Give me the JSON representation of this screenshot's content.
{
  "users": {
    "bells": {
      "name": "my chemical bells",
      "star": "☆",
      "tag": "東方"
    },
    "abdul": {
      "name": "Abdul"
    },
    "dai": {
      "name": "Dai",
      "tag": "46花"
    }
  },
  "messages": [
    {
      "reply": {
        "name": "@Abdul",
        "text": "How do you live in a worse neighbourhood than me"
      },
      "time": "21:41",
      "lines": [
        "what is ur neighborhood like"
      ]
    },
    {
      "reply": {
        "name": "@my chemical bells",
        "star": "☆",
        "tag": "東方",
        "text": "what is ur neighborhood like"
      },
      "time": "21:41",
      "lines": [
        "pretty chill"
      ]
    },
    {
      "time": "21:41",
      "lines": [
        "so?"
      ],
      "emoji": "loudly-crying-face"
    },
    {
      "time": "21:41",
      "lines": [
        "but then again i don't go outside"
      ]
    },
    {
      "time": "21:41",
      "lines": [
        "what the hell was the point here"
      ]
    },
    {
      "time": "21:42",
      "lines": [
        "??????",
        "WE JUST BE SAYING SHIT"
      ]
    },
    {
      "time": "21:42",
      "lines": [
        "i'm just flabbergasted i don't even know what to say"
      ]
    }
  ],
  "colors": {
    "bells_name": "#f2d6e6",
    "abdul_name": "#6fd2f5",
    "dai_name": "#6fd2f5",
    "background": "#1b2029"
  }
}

++++++++

*Exercise aim*:
Look through the entries and return every line where "like" appears.

*Exercise response*:
        "what is ur neighborhood like"
        "text": "what is ur neighborhood like"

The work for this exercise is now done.